GIVEN PROBLEM → Pull out every line that contains the word "colors", matching its case exactly.

Layout dataset entries:
○ ○ ○ ○ ○

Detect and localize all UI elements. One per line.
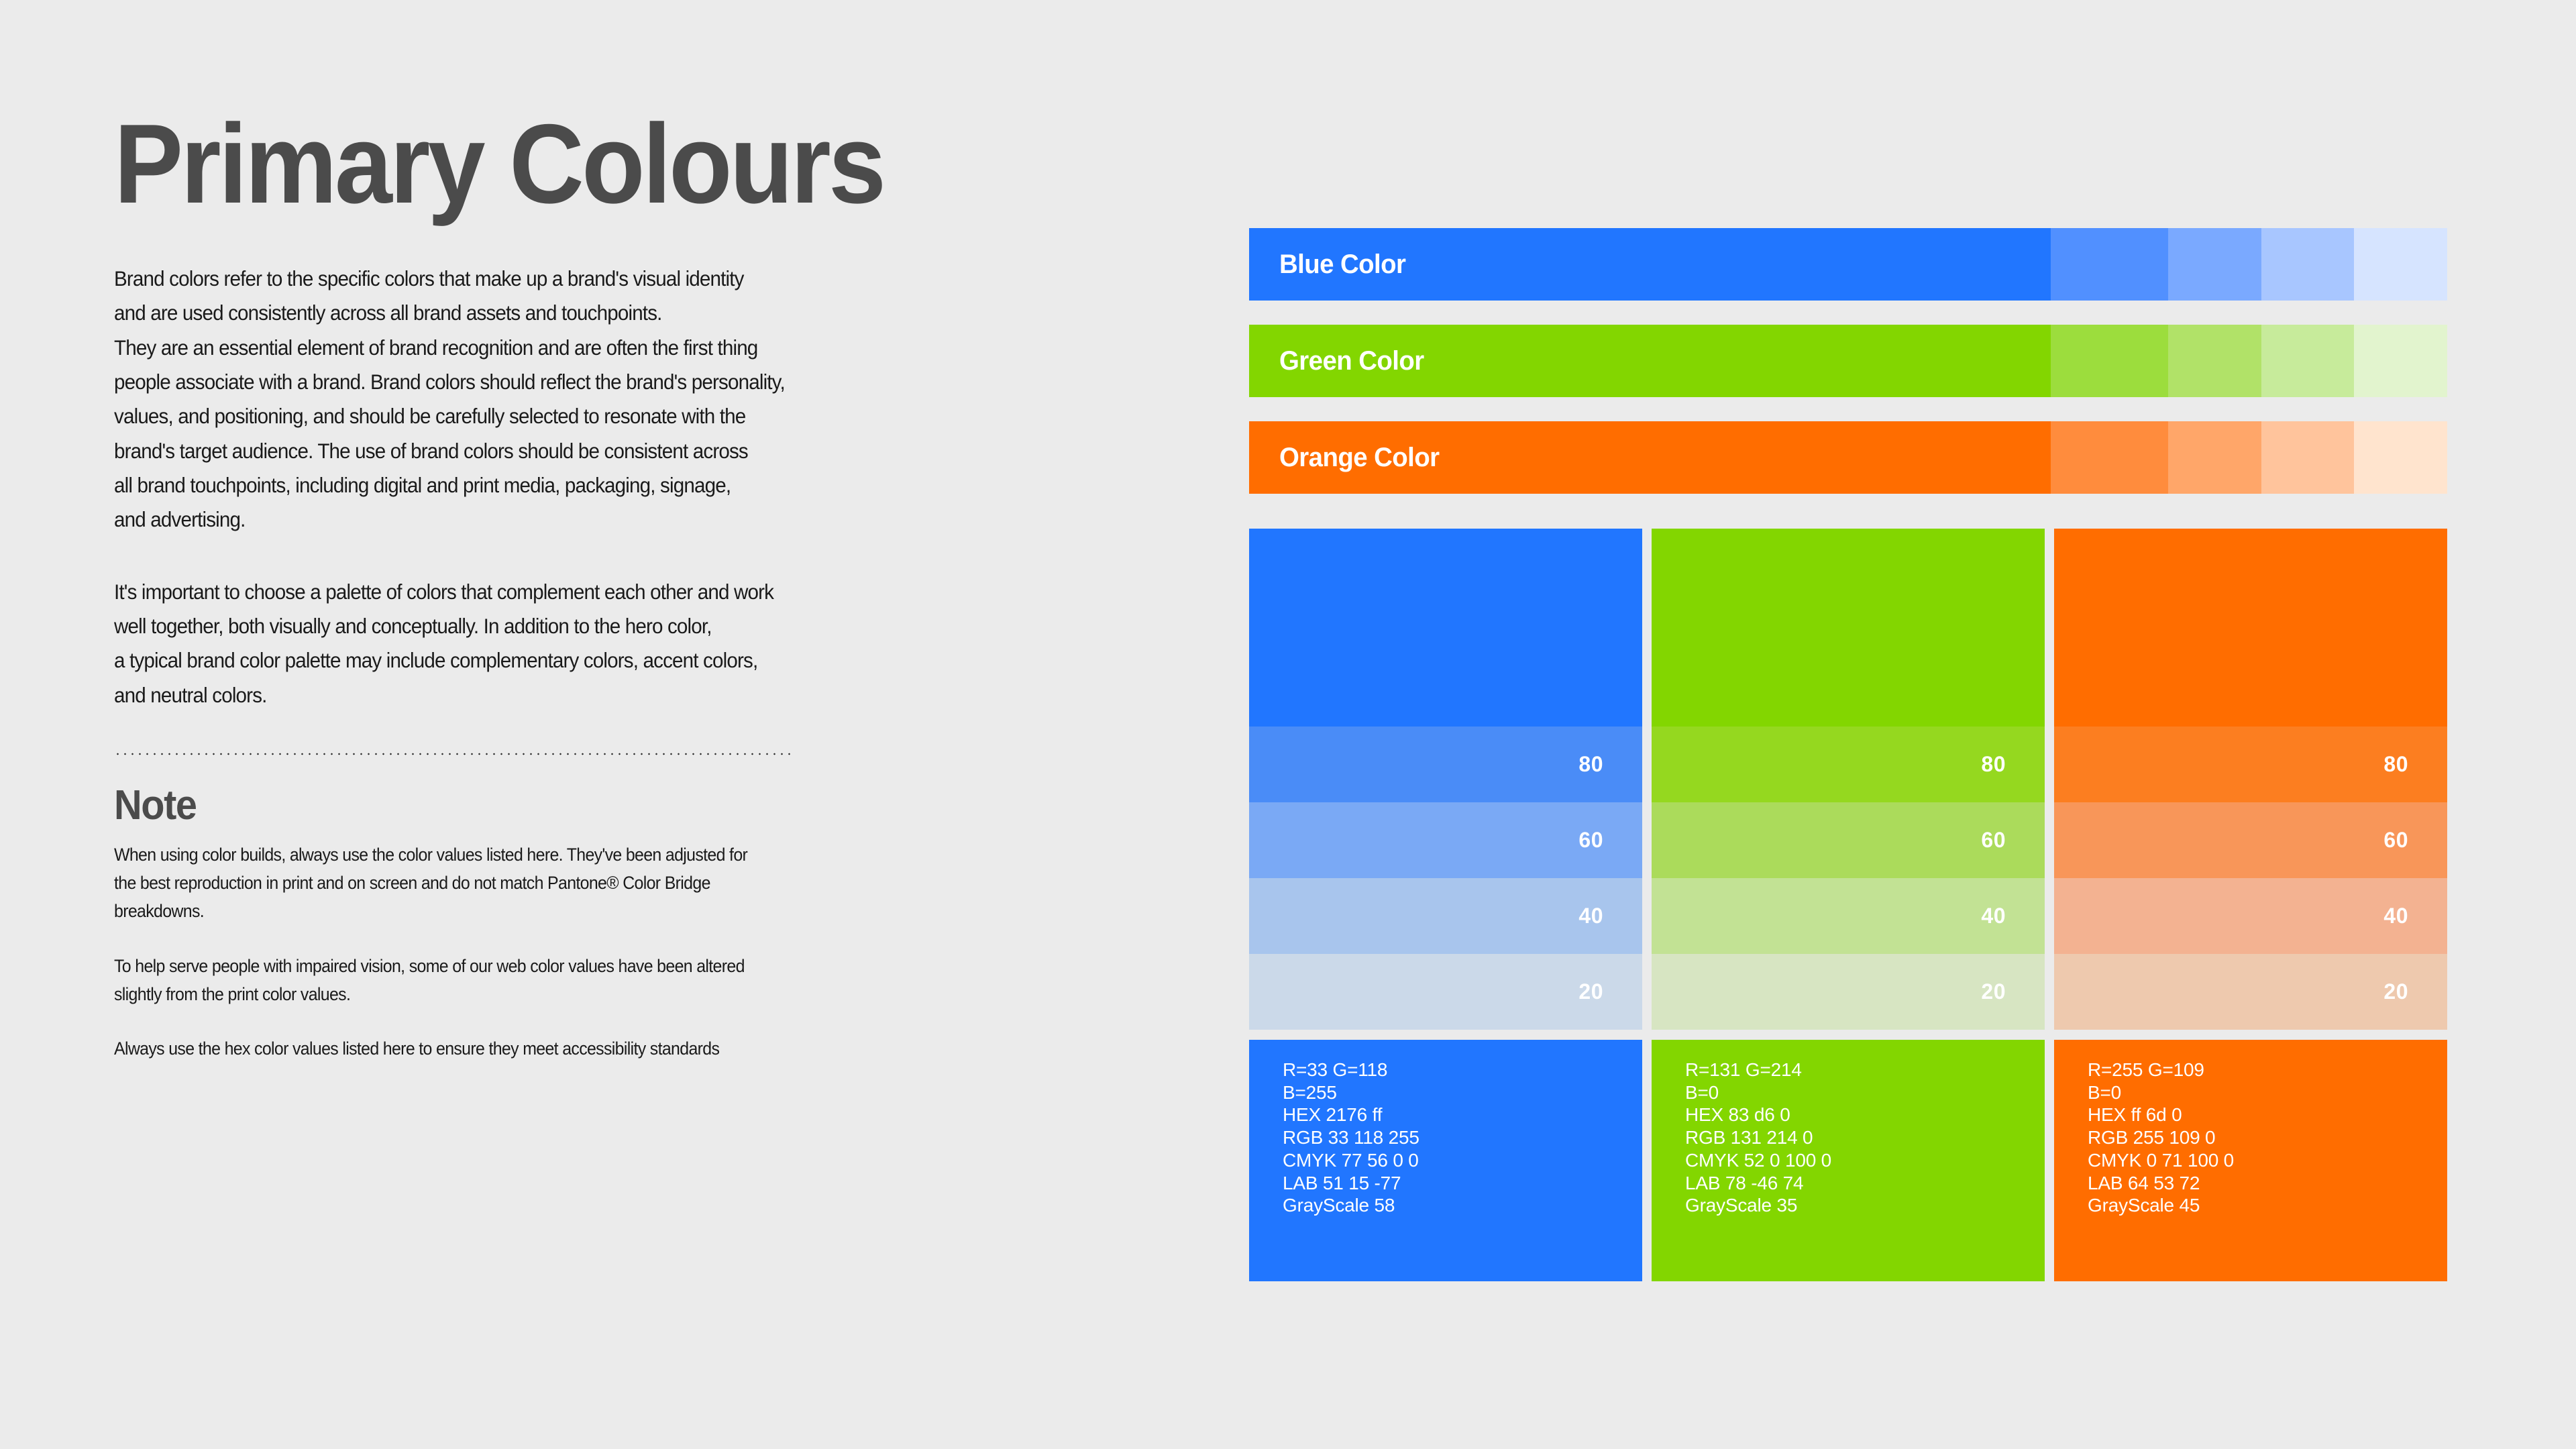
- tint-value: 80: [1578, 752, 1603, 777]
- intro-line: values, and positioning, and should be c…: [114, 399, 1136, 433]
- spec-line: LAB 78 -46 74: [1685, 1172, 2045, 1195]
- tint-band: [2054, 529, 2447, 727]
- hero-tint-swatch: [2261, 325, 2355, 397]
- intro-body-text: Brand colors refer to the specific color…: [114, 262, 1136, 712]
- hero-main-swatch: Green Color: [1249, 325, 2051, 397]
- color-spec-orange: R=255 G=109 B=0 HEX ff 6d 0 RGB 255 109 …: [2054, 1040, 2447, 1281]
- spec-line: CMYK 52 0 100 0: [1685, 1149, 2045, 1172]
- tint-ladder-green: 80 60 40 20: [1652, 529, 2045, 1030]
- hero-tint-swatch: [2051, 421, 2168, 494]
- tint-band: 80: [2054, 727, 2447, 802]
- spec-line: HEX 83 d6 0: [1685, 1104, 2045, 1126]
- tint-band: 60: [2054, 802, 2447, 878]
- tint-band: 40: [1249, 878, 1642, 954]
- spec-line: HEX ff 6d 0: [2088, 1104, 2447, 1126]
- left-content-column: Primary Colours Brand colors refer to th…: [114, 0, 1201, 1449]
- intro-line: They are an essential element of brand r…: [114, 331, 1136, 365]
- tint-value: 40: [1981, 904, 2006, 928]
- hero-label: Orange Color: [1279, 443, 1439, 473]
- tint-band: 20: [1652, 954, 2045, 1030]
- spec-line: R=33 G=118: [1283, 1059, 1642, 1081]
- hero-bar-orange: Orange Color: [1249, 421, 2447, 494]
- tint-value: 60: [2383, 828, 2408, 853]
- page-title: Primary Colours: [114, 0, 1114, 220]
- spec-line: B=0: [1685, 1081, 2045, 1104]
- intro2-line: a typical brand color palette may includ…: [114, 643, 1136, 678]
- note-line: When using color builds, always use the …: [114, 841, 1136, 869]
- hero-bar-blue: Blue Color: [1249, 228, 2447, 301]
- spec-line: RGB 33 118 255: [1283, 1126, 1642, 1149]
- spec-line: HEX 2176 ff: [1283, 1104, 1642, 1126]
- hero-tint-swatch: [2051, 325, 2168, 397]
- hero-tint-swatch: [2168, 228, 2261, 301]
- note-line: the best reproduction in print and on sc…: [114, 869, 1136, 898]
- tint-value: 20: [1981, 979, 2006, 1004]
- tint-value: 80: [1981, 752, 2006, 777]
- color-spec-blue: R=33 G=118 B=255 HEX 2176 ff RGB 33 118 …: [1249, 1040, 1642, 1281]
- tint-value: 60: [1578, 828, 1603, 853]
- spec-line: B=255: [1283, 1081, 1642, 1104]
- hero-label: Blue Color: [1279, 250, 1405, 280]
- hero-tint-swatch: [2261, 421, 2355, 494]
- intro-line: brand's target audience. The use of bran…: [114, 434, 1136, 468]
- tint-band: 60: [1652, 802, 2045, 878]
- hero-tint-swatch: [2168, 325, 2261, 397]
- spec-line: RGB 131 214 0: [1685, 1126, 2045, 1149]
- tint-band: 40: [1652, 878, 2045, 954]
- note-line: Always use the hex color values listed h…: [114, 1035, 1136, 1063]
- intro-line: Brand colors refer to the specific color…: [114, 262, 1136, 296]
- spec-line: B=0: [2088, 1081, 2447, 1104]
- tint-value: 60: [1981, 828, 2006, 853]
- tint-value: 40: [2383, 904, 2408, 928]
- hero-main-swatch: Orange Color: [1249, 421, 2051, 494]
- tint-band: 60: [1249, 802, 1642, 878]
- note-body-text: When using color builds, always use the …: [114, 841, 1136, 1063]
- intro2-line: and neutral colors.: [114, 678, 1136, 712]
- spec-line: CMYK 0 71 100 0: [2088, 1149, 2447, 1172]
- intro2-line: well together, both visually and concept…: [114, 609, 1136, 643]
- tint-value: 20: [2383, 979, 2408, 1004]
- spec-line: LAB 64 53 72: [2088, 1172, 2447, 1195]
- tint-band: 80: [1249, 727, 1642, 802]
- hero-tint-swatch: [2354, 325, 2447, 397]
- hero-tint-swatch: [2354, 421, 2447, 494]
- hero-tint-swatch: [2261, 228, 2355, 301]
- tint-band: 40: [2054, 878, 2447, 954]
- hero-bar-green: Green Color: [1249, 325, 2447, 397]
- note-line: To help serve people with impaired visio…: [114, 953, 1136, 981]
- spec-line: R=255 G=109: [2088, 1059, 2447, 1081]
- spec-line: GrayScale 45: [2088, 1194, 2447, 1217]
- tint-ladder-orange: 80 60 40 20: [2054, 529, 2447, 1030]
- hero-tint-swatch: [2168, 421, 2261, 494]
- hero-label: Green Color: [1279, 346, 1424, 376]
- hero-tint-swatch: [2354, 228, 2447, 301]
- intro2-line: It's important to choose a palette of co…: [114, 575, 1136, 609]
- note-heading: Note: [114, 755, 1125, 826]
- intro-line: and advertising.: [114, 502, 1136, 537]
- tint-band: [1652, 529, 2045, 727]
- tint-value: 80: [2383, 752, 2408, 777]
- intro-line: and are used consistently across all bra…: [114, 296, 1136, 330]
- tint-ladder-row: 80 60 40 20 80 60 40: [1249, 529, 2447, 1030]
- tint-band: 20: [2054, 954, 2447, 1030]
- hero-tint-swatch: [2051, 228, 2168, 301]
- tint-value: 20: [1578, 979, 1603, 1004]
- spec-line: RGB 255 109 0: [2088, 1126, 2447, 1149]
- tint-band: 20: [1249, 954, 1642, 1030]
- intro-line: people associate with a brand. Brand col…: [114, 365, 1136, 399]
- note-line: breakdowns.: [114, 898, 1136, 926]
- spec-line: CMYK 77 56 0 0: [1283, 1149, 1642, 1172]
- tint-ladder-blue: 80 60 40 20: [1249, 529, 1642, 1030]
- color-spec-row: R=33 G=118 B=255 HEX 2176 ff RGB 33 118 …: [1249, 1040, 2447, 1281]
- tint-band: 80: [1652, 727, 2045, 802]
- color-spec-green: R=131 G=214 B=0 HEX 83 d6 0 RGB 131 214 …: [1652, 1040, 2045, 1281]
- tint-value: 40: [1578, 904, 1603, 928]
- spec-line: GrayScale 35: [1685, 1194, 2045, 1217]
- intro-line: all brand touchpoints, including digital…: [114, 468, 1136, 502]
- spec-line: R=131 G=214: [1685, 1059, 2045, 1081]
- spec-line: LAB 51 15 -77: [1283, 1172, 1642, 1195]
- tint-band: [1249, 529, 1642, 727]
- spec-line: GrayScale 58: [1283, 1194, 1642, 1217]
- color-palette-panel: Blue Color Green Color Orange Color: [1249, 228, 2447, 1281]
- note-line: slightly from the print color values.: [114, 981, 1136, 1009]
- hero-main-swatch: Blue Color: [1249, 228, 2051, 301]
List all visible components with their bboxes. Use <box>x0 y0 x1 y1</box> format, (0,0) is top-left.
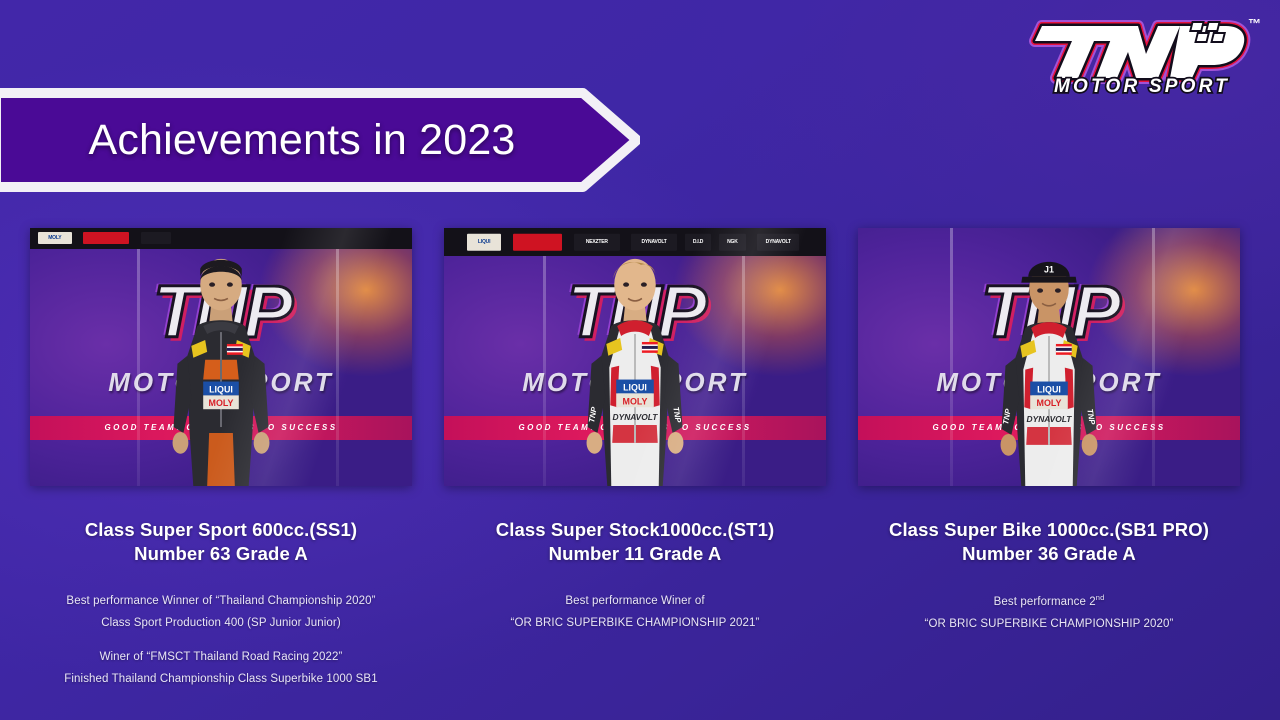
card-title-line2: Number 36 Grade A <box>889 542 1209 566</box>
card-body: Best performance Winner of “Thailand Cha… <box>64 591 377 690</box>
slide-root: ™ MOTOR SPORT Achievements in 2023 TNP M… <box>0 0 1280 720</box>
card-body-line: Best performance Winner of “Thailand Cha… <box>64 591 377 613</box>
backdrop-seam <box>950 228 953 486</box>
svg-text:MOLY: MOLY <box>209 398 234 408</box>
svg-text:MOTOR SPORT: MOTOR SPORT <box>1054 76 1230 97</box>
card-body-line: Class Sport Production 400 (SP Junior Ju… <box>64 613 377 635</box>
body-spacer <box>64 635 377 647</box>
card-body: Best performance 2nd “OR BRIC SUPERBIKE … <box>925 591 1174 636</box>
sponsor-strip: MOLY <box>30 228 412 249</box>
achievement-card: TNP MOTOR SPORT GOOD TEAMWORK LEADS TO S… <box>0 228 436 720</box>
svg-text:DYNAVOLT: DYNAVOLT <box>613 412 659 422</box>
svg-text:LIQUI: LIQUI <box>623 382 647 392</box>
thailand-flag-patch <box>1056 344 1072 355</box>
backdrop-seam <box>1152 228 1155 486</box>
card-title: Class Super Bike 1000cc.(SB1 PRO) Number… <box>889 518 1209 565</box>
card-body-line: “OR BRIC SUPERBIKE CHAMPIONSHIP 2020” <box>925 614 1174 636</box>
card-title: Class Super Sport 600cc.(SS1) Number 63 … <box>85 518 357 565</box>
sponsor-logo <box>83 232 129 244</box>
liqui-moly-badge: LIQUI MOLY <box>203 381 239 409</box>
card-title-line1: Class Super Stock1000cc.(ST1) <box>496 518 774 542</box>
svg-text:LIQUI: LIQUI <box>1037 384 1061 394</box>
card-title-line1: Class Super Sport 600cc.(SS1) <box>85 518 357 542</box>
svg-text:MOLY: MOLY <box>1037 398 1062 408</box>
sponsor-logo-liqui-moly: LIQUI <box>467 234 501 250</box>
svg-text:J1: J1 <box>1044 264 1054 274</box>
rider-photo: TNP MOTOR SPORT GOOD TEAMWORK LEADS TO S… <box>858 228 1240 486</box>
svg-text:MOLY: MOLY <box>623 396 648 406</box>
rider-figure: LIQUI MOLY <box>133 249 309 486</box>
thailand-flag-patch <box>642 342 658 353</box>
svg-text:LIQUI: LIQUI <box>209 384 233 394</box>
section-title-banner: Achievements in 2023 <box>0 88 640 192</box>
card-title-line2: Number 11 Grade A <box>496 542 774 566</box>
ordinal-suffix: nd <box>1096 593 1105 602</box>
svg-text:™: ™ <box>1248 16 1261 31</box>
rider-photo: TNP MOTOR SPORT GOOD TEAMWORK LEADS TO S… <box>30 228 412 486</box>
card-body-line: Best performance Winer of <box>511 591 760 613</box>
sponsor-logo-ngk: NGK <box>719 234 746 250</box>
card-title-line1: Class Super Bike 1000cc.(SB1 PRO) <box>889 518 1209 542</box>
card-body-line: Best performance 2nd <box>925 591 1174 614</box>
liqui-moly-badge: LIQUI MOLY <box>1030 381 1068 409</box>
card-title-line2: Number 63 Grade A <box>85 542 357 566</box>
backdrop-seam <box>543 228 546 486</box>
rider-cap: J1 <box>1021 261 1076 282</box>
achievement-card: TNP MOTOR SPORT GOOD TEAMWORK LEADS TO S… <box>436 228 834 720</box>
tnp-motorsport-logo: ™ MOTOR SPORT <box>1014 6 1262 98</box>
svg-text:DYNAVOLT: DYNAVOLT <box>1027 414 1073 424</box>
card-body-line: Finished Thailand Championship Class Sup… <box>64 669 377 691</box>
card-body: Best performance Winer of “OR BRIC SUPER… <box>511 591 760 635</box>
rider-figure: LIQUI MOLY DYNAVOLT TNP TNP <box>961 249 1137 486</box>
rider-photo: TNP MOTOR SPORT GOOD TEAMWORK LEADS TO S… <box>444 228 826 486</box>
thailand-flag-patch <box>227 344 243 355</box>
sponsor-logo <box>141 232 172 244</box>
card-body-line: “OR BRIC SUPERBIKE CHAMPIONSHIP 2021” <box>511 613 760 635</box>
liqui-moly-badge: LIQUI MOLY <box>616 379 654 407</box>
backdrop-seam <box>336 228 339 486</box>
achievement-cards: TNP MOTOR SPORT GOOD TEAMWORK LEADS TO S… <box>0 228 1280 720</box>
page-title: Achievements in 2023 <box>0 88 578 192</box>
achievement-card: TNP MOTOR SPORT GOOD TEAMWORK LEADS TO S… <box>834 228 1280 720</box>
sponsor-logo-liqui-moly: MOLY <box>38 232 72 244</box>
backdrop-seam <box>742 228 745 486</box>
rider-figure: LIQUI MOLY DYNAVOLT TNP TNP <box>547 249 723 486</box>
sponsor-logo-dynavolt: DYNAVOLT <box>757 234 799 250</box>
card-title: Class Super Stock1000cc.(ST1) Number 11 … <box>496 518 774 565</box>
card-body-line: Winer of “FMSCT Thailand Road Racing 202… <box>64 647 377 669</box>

○ ○ ○ ○ ○

COMPLETE OUTPUT →
- intro-body-text: Brand colors refer to the specific color…: [114, 262, 1136, 712]
- left-content-column: Primary Colours Brand colors refer to th…: [114, 0, 1201, 1449]
- intro-line: Brand colors refer to the specific color…: [114, 262, 1136, 296]
- intro2-line: and neutral colors.: [114, 678, 1136, 712]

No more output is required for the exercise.